Required task
Below are some records. How many of their lines contain the string "JSON"? Give the number only.
============
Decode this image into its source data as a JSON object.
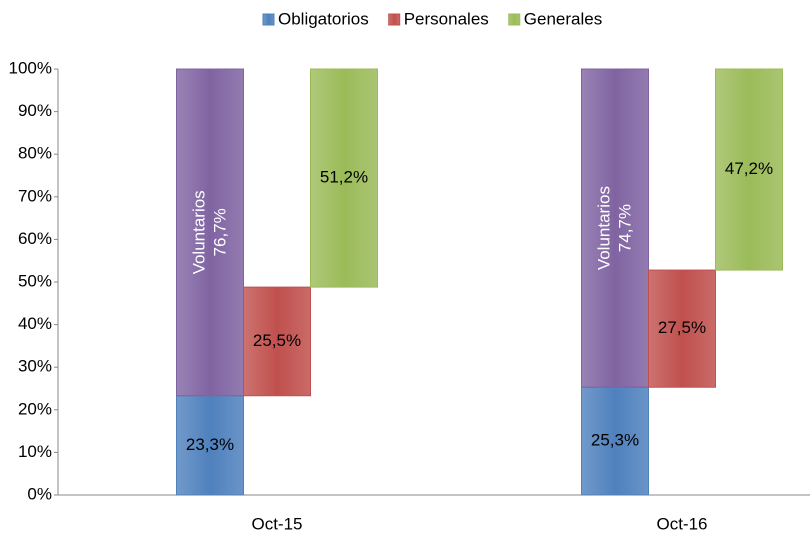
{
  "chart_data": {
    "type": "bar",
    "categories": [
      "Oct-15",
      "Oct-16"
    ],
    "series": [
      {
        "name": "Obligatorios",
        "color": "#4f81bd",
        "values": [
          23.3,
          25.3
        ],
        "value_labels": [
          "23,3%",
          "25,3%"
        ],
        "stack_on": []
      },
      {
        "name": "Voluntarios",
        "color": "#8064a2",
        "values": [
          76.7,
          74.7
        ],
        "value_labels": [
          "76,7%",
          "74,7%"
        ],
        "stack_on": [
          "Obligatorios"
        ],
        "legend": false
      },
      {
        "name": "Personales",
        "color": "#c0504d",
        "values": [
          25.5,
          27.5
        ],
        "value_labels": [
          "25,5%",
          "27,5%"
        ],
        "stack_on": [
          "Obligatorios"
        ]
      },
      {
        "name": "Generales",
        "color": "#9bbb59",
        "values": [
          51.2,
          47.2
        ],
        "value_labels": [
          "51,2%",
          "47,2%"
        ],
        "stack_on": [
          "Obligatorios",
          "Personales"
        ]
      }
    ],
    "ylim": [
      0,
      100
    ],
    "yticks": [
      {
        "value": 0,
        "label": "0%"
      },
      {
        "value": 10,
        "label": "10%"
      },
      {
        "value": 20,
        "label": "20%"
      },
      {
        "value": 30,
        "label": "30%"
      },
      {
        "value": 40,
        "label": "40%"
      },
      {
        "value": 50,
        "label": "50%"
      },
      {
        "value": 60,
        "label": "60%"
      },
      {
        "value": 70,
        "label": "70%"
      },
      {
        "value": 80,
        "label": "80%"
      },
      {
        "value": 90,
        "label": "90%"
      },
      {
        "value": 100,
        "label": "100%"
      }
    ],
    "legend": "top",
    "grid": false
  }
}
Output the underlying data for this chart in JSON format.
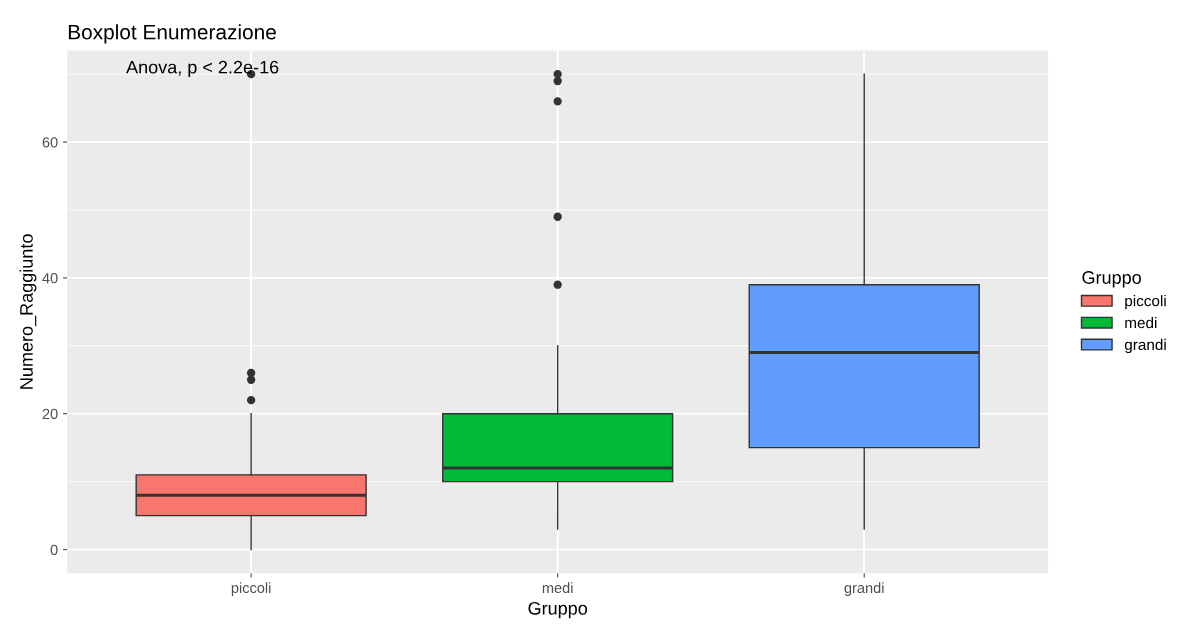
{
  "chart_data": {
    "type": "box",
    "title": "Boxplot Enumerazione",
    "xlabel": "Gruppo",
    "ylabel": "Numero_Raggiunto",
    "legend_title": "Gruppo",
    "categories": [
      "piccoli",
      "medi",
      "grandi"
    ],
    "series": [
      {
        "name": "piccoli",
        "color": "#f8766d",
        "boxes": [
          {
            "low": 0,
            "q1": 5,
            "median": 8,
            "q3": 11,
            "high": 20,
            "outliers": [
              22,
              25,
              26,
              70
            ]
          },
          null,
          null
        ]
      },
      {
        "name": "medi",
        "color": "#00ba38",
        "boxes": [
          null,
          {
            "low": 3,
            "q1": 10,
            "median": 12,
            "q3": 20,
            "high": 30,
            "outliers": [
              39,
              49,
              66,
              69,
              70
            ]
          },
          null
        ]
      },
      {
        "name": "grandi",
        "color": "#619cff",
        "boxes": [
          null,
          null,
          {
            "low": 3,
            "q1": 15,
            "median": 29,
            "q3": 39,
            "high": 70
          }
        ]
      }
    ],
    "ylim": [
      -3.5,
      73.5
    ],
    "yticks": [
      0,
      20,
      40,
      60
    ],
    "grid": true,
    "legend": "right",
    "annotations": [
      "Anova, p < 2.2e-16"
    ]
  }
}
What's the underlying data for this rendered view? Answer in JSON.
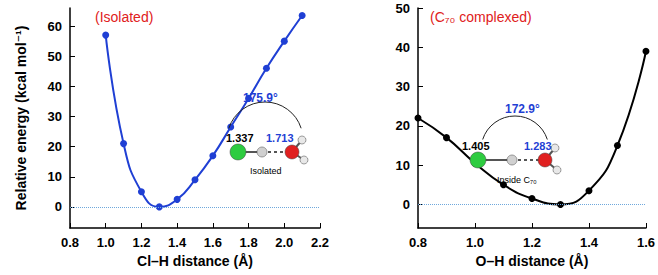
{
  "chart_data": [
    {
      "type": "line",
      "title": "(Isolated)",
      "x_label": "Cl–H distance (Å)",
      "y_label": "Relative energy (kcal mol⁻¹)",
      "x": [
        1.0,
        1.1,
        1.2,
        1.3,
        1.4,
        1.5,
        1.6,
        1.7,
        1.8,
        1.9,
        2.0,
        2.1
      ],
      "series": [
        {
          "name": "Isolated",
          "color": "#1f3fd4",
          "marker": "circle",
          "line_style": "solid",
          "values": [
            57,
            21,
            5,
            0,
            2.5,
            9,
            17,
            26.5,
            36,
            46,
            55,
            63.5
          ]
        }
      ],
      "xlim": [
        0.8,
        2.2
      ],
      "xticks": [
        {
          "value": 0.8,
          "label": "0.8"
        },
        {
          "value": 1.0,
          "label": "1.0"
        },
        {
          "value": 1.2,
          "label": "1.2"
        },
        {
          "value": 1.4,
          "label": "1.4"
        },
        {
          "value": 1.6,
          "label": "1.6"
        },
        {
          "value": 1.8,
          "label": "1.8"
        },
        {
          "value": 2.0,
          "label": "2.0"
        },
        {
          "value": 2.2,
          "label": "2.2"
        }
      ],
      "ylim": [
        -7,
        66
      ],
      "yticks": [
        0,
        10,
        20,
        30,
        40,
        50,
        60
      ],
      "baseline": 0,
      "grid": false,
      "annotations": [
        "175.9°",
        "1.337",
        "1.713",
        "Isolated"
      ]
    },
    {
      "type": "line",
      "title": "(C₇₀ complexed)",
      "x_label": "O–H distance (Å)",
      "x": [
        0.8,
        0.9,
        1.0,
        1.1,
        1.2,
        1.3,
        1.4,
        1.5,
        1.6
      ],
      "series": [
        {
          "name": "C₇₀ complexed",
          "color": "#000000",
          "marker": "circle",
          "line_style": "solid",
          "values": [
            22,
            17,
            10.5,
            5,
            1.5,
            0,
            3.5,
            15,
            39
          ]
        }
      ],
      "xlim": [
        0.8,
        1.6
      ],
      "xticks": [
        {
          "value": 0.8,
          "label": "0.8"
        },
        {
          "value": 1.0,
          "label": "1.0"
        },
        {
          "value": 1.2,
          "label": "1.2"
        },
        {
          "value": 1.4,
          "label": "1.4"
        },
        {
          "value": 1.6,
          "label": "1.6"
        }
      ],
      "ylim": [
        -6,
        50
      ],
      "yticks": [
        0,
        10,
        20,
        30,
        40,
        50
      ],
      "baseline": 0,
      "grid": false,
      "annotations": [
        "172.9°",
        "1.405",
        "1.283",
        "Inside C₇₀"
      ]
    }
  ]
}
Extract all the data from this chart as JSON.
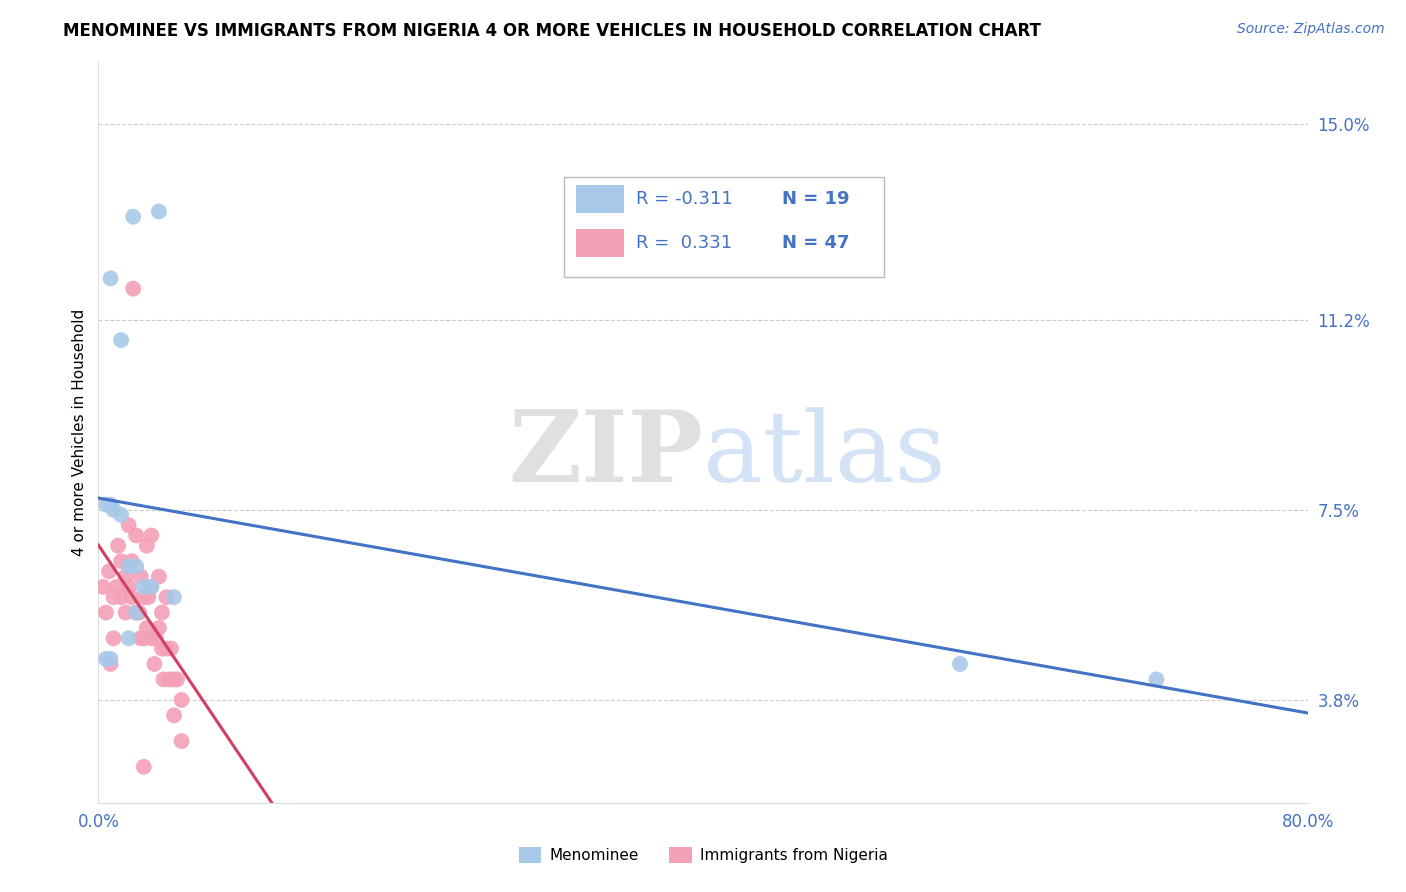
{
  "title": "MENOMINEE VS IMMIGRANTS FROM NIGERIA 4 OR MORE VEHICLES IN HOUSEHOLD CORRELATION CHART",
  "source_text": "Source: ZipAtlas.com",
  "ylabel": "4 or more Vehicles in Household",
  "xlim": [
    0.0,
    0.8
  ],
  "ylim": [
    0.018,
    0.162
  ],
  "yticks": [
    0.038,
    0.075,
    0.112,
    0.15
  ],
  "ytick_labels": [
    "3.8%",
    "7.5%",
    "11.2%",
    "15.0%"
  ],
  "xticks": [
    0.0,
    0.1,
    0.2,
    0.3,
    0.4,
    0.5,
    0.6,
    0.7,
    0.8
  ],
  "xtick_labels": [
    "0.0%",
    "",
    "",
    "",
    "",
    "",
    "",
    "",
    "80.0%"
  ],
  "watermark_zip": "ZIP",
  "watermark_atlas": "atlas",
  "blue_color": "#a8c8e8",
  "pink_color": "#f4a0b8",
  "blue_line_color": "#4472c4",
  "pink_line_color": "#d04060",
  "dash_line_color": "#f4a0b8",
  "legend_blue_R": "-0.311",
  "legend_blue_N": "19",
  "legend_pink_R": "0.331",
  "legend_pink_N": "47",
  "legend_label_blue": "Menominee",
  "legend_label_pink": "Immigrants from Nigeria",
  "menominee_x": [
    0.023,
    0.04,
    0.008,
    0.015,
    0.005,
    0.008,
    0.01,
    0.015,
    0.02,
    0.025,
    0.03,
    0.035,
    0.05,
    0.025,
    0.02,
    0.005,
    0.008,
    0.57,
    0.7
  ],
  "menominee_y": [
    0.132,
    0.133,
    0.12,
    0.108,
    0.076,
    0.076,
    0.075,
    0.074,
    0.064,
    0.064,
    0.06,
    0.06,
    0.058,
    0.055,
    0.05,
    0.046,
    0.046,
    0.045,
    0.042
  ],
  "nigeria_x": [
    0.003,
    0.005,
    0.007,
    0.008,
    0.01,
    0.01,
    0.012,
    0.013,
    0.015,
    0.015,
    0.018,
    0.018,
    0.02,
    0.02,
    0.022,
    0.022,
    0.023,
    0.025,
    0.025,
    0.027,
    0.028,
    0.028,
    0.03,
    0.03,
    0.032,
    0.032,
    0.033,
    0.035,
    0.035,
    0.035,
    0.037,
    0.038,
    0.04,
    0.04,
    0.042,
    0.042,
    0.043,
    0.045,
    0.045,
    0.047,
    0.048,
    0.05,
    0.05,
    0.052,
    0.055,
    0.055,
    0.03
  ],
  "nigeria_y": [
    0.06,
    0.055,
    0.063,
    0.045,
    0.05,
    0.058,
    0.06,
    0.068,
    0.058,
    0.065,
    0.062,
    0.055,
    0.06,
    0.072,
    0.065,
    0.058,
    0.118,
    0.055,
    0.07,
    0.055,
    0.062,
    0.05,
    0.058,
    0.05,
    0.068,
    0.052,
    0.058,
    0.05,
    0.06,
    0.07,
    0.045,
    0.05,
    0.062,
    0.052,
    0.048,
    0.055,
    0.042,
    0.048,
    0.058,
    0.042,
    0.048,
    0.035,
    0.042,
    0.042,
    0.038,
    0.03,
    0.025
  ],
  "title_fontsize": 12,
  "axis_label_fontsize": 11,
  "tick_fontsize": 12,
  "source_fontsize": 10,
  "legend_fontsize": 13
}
============
Answer to this task
4